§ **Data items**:
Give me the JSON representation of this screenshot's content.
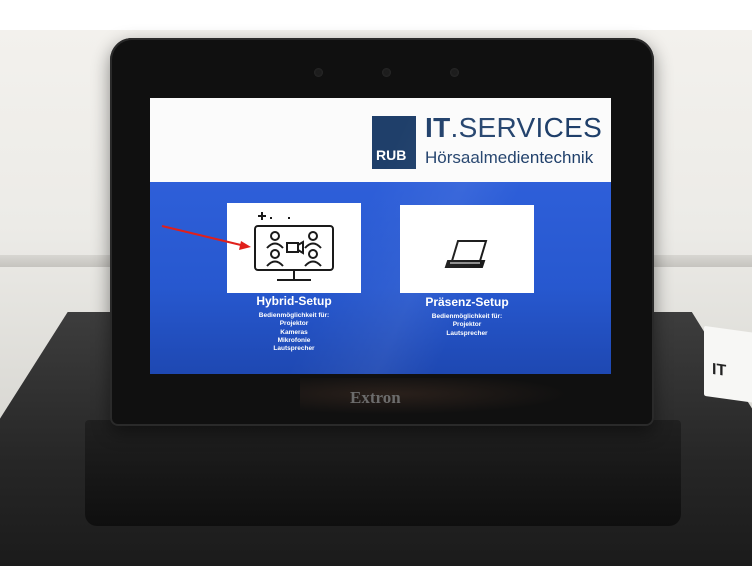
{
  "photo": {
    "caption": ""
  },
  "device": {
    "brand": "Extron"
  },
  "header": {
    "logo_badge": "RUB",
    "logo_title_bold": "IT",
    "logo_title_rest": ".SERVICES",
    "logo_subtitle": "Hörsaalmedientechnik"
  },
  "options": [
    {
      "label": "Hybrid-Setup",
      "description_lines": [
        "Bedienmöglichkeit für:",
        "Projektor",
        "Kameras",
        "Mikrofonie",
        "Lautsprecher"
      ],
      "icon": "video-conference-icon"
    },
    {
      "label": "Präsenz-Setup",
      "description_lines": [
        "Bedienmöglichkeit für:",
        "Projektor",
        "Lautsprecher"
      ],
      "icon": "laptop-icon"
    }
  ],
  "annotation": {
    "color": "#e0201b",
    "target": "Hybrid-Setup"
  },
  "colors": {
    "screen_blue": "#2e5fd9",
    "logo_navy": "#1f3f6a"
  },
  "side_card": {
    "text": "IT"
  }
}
==
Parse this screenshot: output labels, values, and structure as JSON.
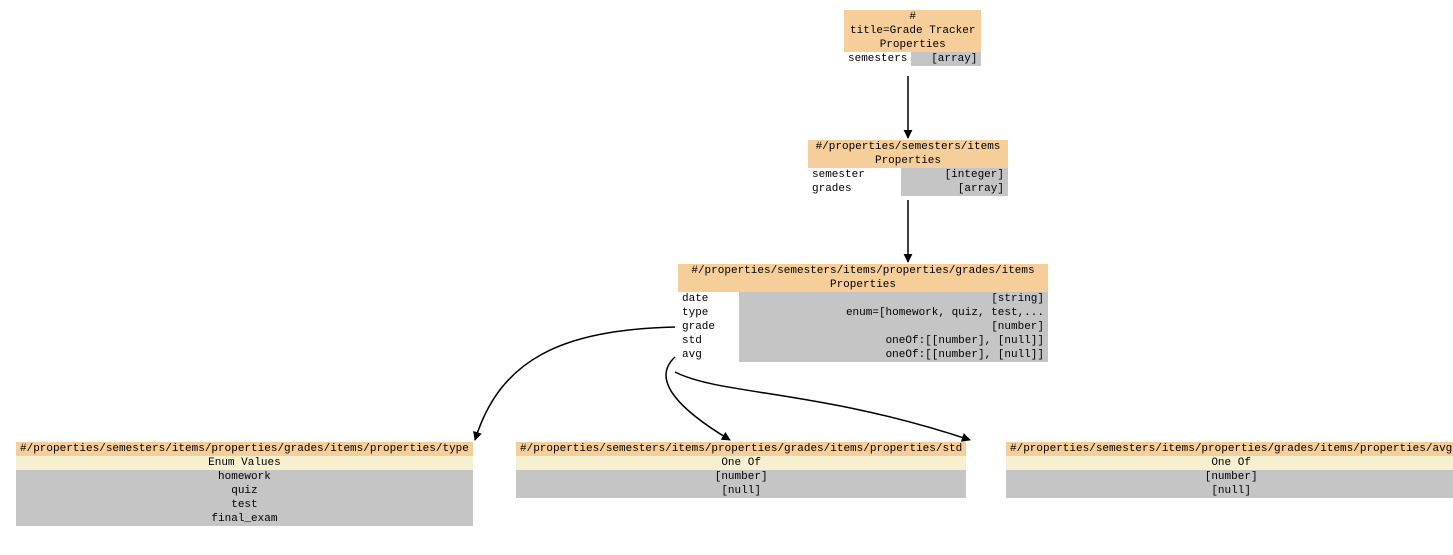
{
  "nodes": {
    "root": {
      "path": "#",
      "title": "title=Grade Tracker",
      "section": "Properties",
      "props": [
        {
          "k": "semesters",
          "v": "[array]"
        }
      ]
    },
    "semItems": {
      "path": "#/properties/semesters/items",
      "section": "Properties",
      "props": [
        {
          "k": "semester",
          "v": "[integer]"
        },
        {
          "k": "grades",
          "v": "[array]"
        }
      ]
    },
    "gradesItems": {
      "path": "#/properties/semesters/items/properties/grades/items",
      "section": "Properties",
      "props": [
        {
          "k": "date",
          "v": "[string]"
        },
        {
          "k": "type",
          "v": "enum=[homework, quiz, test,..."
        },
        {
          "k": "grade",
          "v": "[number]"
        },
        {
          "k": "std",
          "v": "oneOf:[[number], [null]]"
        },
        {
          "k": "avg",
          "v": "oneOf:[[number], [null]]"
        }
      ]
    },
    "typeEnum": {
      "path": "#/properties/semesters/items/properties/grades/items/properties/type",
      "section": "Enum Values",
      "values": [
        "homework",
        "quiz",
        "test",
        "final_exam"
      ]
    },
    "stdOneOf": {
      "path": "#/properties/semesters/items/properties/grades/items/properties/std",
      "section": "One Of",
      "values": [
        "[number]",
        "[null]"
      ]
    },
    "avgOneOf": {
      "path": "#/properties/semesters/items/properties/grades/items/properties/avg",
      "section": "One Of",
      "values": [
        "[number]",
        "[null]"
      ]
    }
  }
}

§ **EXERCISE TASK**: Count every line of the material above that holds the string "this", then state only the total.

§ **EXERCISE RESULT**: 2